** START **
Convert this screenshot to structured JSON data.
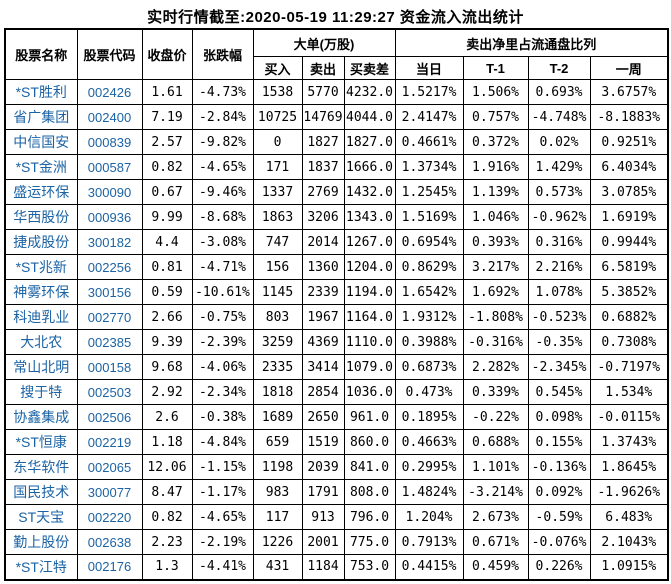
{
  "title": "实时行情截至:2020-05-19 11:29:27 资金流入流出统计",
  "colors": {
    "link_blue": "#1b63a5",
    "border": "#000000",
    "text": "#000000",
    "background": "#ffffff"
  },
  "chart_data": {
    "type": "table",
    "title": "实时行情截至:2020-05-19 11:29:27 资金流入流出统计",
    "columns": {
      "name": "股票名称",
      "code": "股票代码",
      "close": "收盘价",
      "change": "张跌幅",
      "big_orders_group": "大单(万股)",
      "buy": "买入",
      "sell": "卖出",
      "diff": "买卖差",
      "ratio_group": "卖出净里占流通盘比列",
      "day": "当日",
      "t1": "T-1",
      "t2": "T-2",
      "week": "一周"
    },
    "rows": [
      [
        "*ST胜利",
        "002426",
        "1.61",
        "-4.73%",
        "1538",
        "5770",
        "4232.0",
        "1.5217%",
        "1.506%",
        "0.693%",
        "3.6757%"
      ],
      [
        "省广集团",
        "002400",
        "7.19",
        "-2.84%",
        "10725",
        "14769",
        "4044.0",
        "2.4147%",
        "0.757%",
        "-4.748%",
        "-8.1883%"
      ],
      [
        "中信国安",
        "000839",
        "2.57",
        "-9.82%",
        "0",
        "1827",
        "1827.0",
        "0.4661%",
        "0.372%",
        "0.02%",
        "0.9251%"
      ],
      [
        "*ST金洲",
        "000587",
        "0.82",
        "-4.65%",
        "171",
        "1837",
        "1666.0",
        "1.3734%",
        "1.916%",
        "1.429%",
        "6.4034%"
      ],
      [
        "盛运环保",
        "300090",
        "0.67",
        "-9.46%",
        "1337",
        "2769",
        "1432.0",
        "1.2545%",
        "1.139%",
        "0.573%",
        "3.0785%"
      ],
      [
        "华西股份",
        "000936",
        "9.99",
        "-8.68%",
        "1863",
        "3206",
        "1343.0",
        "1.5169%",
        "1.046%",
        "-0.962%",
        "1.6919%"
      ],
      [
        "捷成股份",
        "300182",
        "4.4",
        "-3.08%",
        "747",
        "2014",
        "1267.0",
        "0.6954%",
        "0.393%",
        "0.316%",
        "0.9944%"
      ],
      [
        "*ST兆新",
        "002256",
        "0.81",
        "-4.71%",
        "156",
        "1360",
        "1204.0",
        "0.8629%",
        "3.217%",
        "2.216%",
        "6.5819%"
      ],
      [
        "神雾环保",
        "300156",
        "0.59",
        "-10.61%",
        "1145",
        "2339",
        "1194.0",
        "1.6542%",
        "1.692%",
        "1.078%",
        "5.3852%"
      ],
      [
        "科迪乳业",
        "002770",
        "2.66",
        "-0.75%",
        "803",
        "1967",
        "1164.0",
        "1.9312%",
        "-1.808%",
        "-0.523%",
        "0.6882%"
      ],
      [
        "大北农",
        "002385",
        "9.39",
        "-2.39%",
        "3259",
        "4369",
        "1110.0",
        "0.3988%",
        "-0.316%",
        "-0.35%",
        "0.7308%"
      ],
      [
        "常山北明",
        "000158",
        "9.68",
        "-4.06%",
        "2335",
        "3414",
        "1079.0",
        "0.6873%",
        "2.282%",
        "-2.345%",
        "-0.7197%"
      ],
      [
        "搜于特",
        "002503",
        "2.92",
        "-2.34%",
        "1818",
        "2854",
        "1036.0",
        "0.473%",
        "0.339%",
        "0.545%",
        "1.534%"
      ],
      [
        "协鑫集成",
        "002506",
        "2.6",
        "-0.38%",
        "1689",
        "2650",
        "961.0",
        "0.1895%",
        "-0.22%",
        "0.098%",
        "-0.0115%"
      ],
      [
        "*ST恒康",
        "002219",
        "1.18",
        "-4.84%",
        "659",
        "1519",
        "860.0",
        "0.4663%",
        "0.688%",
        "0.155%",
        "1.3743%"
      ],
      [
        "东华软件",
        "002065",
        "12.06",
        "-1.15%",
        "1198",
        "2039",
        "841.0",
        "0.2995%",
        "1.101%",
        "-0.136%",
        "1.8645%"
      ],
      [
        "国民技术",
        "300077",
        "8.47",
        "-1.17%",
        "983",
        "1791",
        "808.0",
        "1.4824%",
        "-3.214%",
        "0.092%",
        "-1.9626%"
      ],
      [
        "ST天宝",
        "002220",
        "0.82",
        "-4.65%",
        "117",
        "913",
        "796.0",
        "1.204%",
        "2.673%",
        "-0.59%",
        "6.483%"
      ],
      [
        "勤上股份",
        "002638",
        "2.23",
        "-2.19%",
        "1226",
        "2001",
        "775.0",
        "0.7913%",
        "0.671%",
        "-0.076%",
        "2.1043%"
      ],
      [
        "*ST江特",
        "002176",
        "1.3",
        "-4.41%",
        "431",
        "1184",
        "753.0",
        "0.4415%",
        "0.459%",
        "0.226%",
        "1.0915%"
      ]
    ]
  }
}
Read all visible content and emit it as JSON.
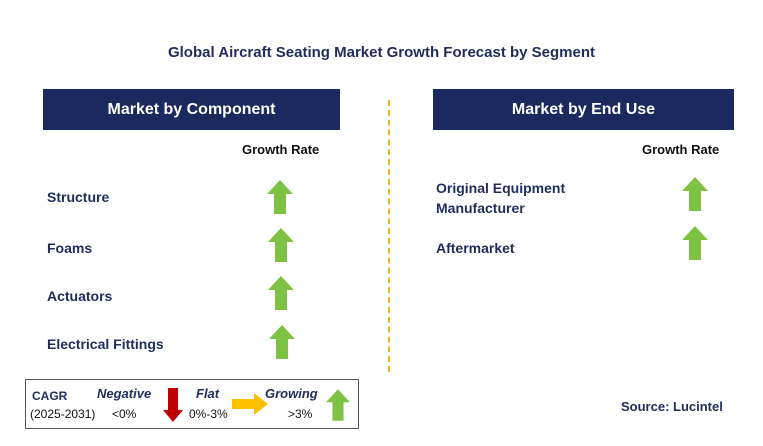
{
  "title": "Global Aircraft Seating Market Growth Forecast by Segment",
  "left_panel": {
    "header": "Market by Component",
    "growth_label": "Growth Rate",
    "segments": [
      {
        "label": "Structure",
        "trend": "growing",
        "icon": "up-arrow-green-icon"
      },
      {
        "label": "Foams",
        "trend": "growing",
        "icon": "up-arrow-green-icon"
      },
      {
        "label": "Actuators",
        "trend": "growing",
        "icon": "up-arrow-green-icon"
      },
      {
        "label": "Electrical Fittings",
        "trend": "growing",
        "icon": "up-arrow-green-icon"
      }
    ]
  },
  "right_panel": {
    "header": "Market by End Use",
    "growth_label": "Growth Rate",
    "segments": [
      {
        "label_line1": "Original Equipment",
        "label_line2": "Manufacturer",
        "trend": "growing",
        "icon": "up-arrow-green-icon"
      },
      {
        "label_line1": "Aftermarket",
        "trend": "growing",
        "icon": "up-arrow-green-icon"
      }
    ]
  },
  "legend": {
    "cagr_label": "CAGR",
    "period": "(2025-2031)",
    "negative": {
      "label": "Negative",
      "range": "<0%",
      "icon": "down-arrow-red-icon"
    },
    "flat": {
      "label": "Flat",
      "range": "0%-3%",
      "icon": "right-arrow-yellow-icon"
    },
    "growing": {
      "label": "Growing",
      "range": ">3%",
      "icon": "up-arrow-green-icon"
    }
  },
  "source": "Source: Lucintel",
  "colors": {
    "header_bg": "#1b2a5e",
    "title_text": "#1f2d5c",
    "growing": "#7dc242",
    "negative": "#c00000",
    "flat": "#ffc000",
    "divider": "#f0b323"
  }
}
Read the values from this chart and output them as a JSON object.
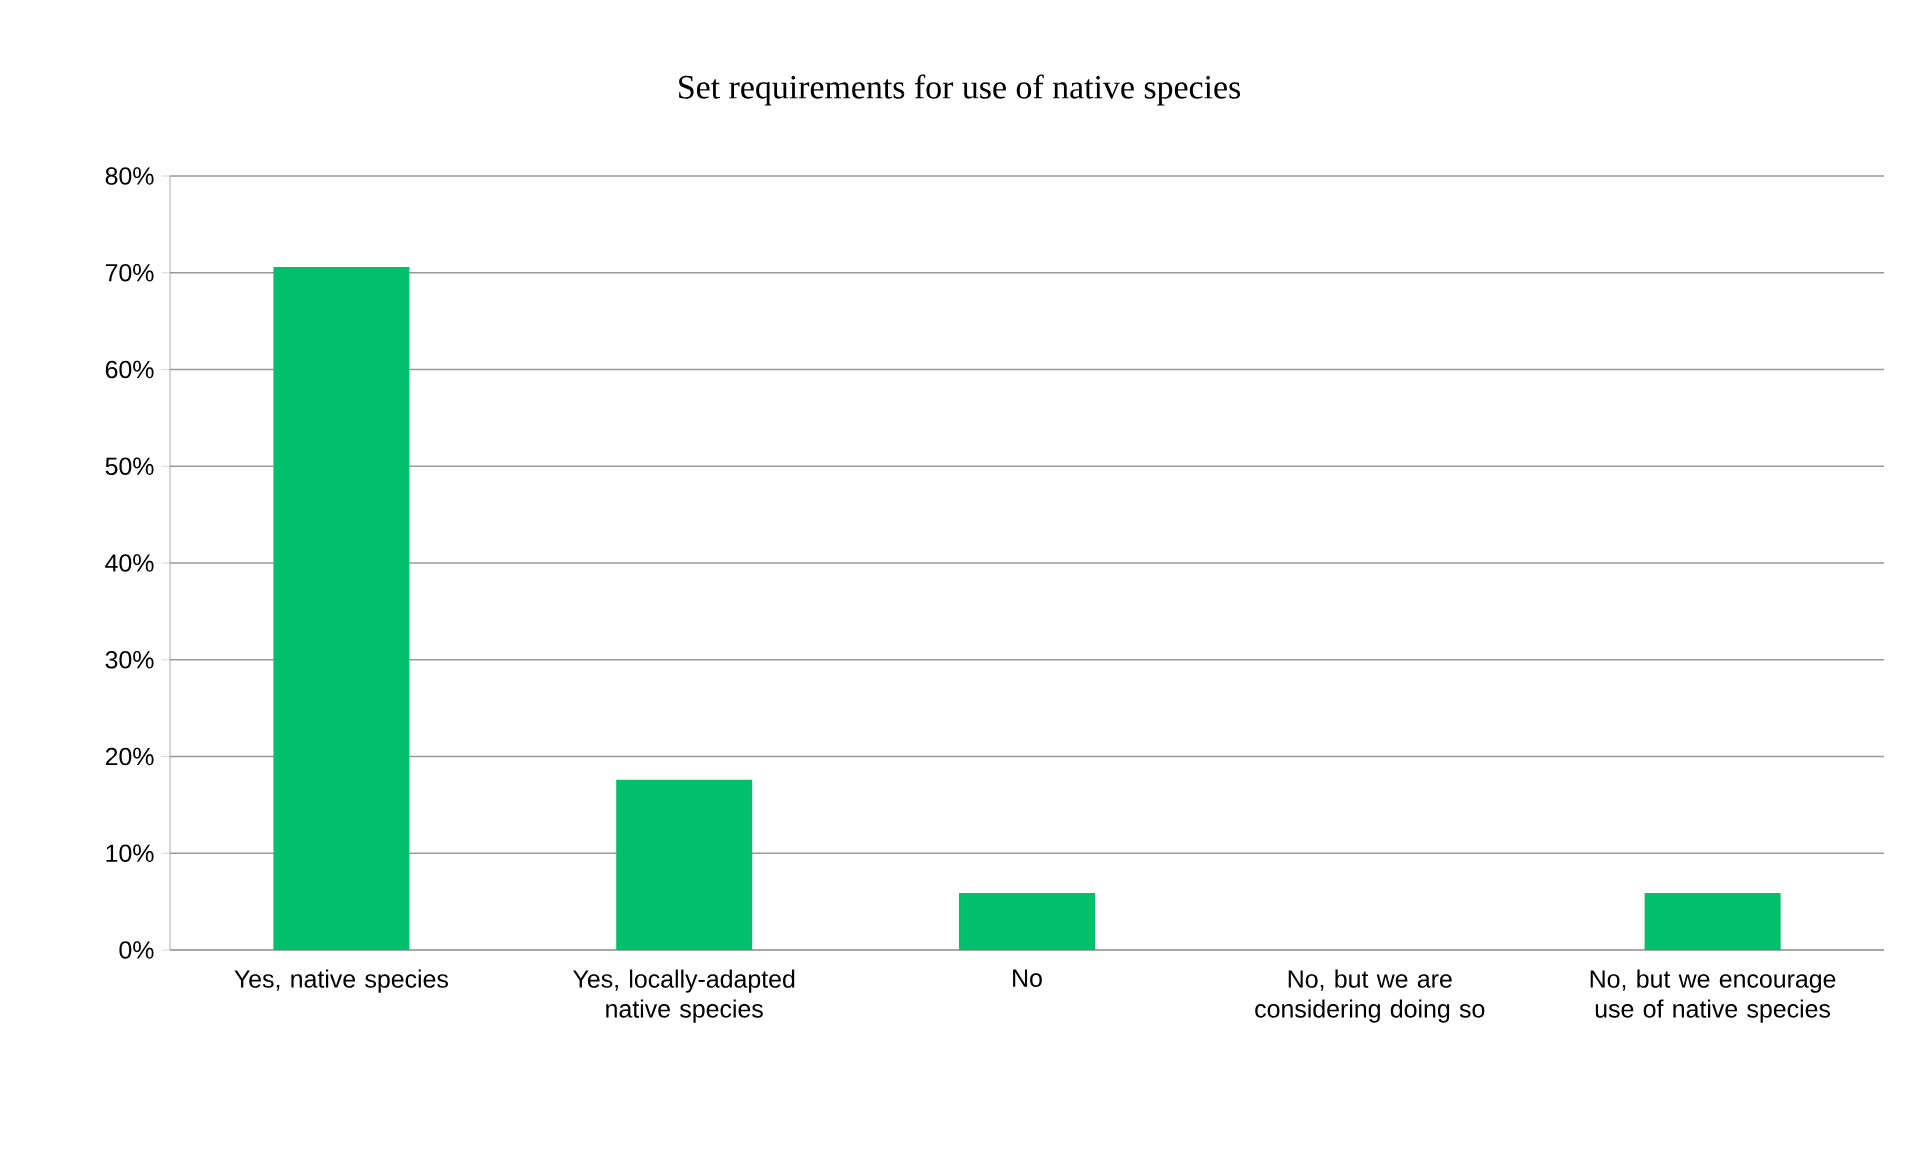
{
  "chart_data": {
    "type": "bar",
    "title": "Set requirements for use of native species",
    "categories": [
      "Yes, native species",
      "Yes, locally-adapted native species",
      "No",
      "No, but we are considering doing so",
      "No, but we encourage use of native species"
    ],
    "values": [
      70.6,
      17.6,
      5.9,
      0,
      5.9
    ],
    "color": "#00c06b",
    "ylim": [
      0,
      80
    ],
    "yticks": [
      {
        "value": 0,
        "label": "0%"
      },
      {
        "value": 10,
        "label": "10%"
      },
      {
        "value": 20,
        "label": "20%"
      },
      {
        "value": 30,
        "label": "30%"
      },
      {
        "value": 40,
        "label": "40%"
      },
      {
        "value": 50,
        "label": "50%"
      },
      {
        "value": 60,
        "label": "60%"
      },
      {
        "value": 70,
        "label": "70%"
      },
      {
        "value": 80,
        "label": "80%"
      }
    ],
    "grid": "y"
  }
}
** END **
Reproduce each line exactly as it appears, omitting the pictures.

_COMPLETE ANSWER:_
Convert this screenshot to structured JSON data.
{
  "title": "实时行情截至:2020-05-19 11:29:27 资金流入流出统计",
  "colors": {
    "link_blue": "#1b63a5",
    "border": "#000000",
    "text": "#000000",
    "background": "#ffffff"
  },
  "chart_data": {
    "type": "table",
    "title": "实时行情截至:2020-05-19 11:29:27 资金流入流出统计",
    "columns": {
      "name": "股票名称",
      "code": "股票代码",
      "close": "收盘价",
      "change": "张跌幅",
      "big_orders_group": "大单(万股)",
      "buy": "买入",
      "sell": "卖出",
      "diff": "买卖差",
      "ratio_group": "卖出净里占流通盘比列",
      "day": "当日",
      "t1": "T-1",
      "t2": "T-2",
      "week": "一周"
    },
    "rows": [
      [
        "*ST胜利",
        "002426",
        "1.61",
        "-4.73%",
        "1538",
        "5770",
        "4232.0",
        "1.5217%",
        "1.506%",
        "0.693%",
        "3.6757%"
      ],
      [
        "省广集团",
        "002400",
        "7.19",
        "-2.84%",
        "10725",
        "14769",
        "4044.0",
        "2.4147%",
        "0.757%",
        "-4.748%",
        "-8.1883%"
      ],
      [
        "中信国安",
        "000839",
        "2.57",
        "-9.82%",
        "0",
        "1827",
        "1827.0",
        "0.4661%",
        "0.372%",
        "0.02%",
        "0.9251%"
      ],
      [
        "*ST金洲",
        "000587",
        "0.82",
        "-4.65%",
        "171",
        "1837",
        "1666.0",
        "1.3734%",
        "1.916%",
        "1.429%",
        "6.4034%"
      ],
      [
        "盛运环保",
        "300090",
        "0.67",
        "-9.46%",
        "1337",
        "2769",
        "1432.0",
        "1.2545%",
        "1.139%",
        "0.573%",
        "3.0785%"
      ],
      [
        "华西股份",
        "000936",
        "9.99",
        "-8.68%",
        "1863",
        "3206",
        "1343.0",
        "1.5169%",
        "1.046%",
        "-0.962%",
        "1.6919%"
      ],
      [
        "捷成股份",
        "300182",
        "4.4",
        "-3.08%",
        "747",
        "2014",
        "1267.0",
        "0.6954%",
        "0.393%",
        "0.316%",
        "0.9944%"
      ],
      [
        "*ST兆新",
        "002256",
        "0.81",
        "-4.71%",
        "156",
        "1360",
        "1204.0",
        "0.8629%",
        "3.217%",
        "2.216%",
        "6.5819%"
      ],
      [
        "神雾环保",
        "300156",
        "0.59",
        "-10.61%",
        "1145",
        "2339",
        "1194.0",
        "1.6542%",
        "1.692%",
        "1.078%",
        "5.3852%"
      ],
      [
        "科迪乳业",
        "002770",
        "2.66",
        "-0.75%",
        "803",
        "1967",
        "1164.0",
        "1.9312%",
        "-1.808%",
        "-0.523%",
        "0.6882%"
      ],
      [
        "大北农",
        "002385",
        "9.39",
        "-2.39%",
        "3259",
        "4369",
        "1110.0",
        "0.3988%",
        "-0.316%",
        "-0.35%",
        "0.7308%"
      ],
      [
        "常山北明",
        "000158",
        "9.68",
        "-4.06%",
        "2335",
        "3414",
        "1079.0",
        "0.6873%",
        "2.282%",
        "-2.345%",
        "-0.7197%"
      ],
      [
        "搜于特",
        "002503",
        "2.92",
        "-2.34%",
        "1818",
        "2854",
        "1036.0",
        "0.473%",
        "0.339%",
        "0.545%",
        "1.534%"
      ],
      [
        "协鑫集成",
        "002506",
        "2.6",
        "-0.38%",
        "1689",
        "2650",
        "961.0",
        "0.1895%",
        "-0.22%",
        "0.098%",
        "-0.0115%"
      ],
      [
        "*ST恒康",
        "002219",
        "1.18",
        "-4.84%",
        "659",
        "1519",
        "860.0",
        "0.4663%",
        "0.688%",
        "0.155%",
        "1.3743%"
      ],
      [
        "东华软件",
        "002065",
        "12.06",
        "-1.15%",
        "1198",
        "2039",
        "841.0",
        "0.2995%",
        "1.101%",
        "-0.136%",
        "1.8645%"
      ],
      [
        "国民技术",
        "300077",
        "8.47",
        "-1.17%",
        "983",
        "1791",
        "808.0",
        "1.4824%",
        "-3.214%",
        "0.092%",
        "-1.9626%"
      ],
      [
        "ST天宝",
        "002220",
        "0.82",
        "-4.65%",
        "117",
        "913",
        "796.0",
        "1.204%",
        "2.673%",
        "-0.59%",
        "6.483%"
      ],
      [
        "勤上股份",
        "002638",
        "2.23",
        "-2.19%",
        "1226",
        "2001",
        "775.0",
        "0.7913%",
        "0.671%",
        "-0.076%",
        "2.1043%"
      ],
      [
        "*ST江特",
        "002176",
        "1.3",
        "-4.41%",
        "431",
        "1184",
        "753.0",
        "0.4415%",
        "0.459%",
        "0.226%",
        "1.0915%"
      ]
    ]
  }
}
Read all visible content and emit it as JSON.
{
  "title": "Global Aircraft Seating Market Growth Forecast by Segment",
  "left_panel": {
    "header": "Market by Component",
    "growth_label": "Growth Rate",
    "segments": [
      {
        "label": "Structure",
        "trend": "growing",
        "icon": "up-arrow-green-icon"
      },
      {
        "label": "Foams",
        "trend": "growing",
        "icon": "up-arrow-green-icon"
      },
      {
        "label": "Actuators",
        "trend": "growing",
        "icon": "up-arrow-green-icon"
      },
      {
        "label": "Electrical Fittings",
        "trend": "growing",
        "icon": "up-arrow-green-icon"
      }
    ]
  },
  "right_panel": {
    "header": "Market by End Use",
    "growth_label": "Growth Rate",
    "segments": [
      {
        "label_line1": "Original Equipment",
        "label_line2": "Manufacturer",
        "trend": "growing",
        "icon": "up-arrow-green-icon"
      },
      {
        "label_line1": "Aftermarket",
        "trend": "growing",
        "icon": "up-arrow-green-icon"
      }
    ]
  },
  "legend": {
    "cagr_label": "CAGR",
    "period": "(2025-2031)",
    "negative": {
      "label": "Negative",
      "range": "<0%",
      "icon": "down-arrow-red-icon"
    },
    "flat": {
      "label": "Flat",
      "range": "0%-3%",
      "icon": "right-arrow-yellow-icon"
    },
    "growing": {
      "label": "Growing",
      "range": ">3%",
      "icon": "up-arrow-green-icon"
    }
  },
  "source": "Source: Lucintel",
  "colors": {
    "header_bg": "#1b2a5e",
    "title_text": "#1f2d5c",
    "growing": "#7dc242",
    "negative": "#c00000",
    "flat": "#ffc000",
    "divider": "#f0b323"
  }
}
Read the values from this chart and output them as a JSON object.
{
  "chart_data": {
    "type": "bar",
    "title": "Set requirements for use of native species",
    "categories": [
      "Yes, native species",
      "Yes, locally-adapted native species",
      "No",
      "No, but we are considering doing so",
      "No, but we encourage use of native species"
    ],
    "values": [
      70.6,
      17.6,
      5.9,
      0,
      5.9
    ],
    "color": "#00c06b",
    "ylim": [
      0,
      80
    ],
    "yticks": [
      {
        "value": 0,
        "label": "0%"
      },
      {
        "value": 10,
        "label": "10%"
      },
      {
        "value": 20,
        "label": "20%"
      },
      {
        "value": 30,
        "label": "30%"
      },
      {
        "value": 40,
        "label": "40%"
      },
      {
        "value": 50,
        "label": "50%"
      },
      {
        "value": 60,
        "label": "60%"
      },
      {
        "value": 70,
        "label": "70%"
      },
      {
        "value": 80,
        "label": "80%"
      }
    ],
    "grid": "y"
  }
}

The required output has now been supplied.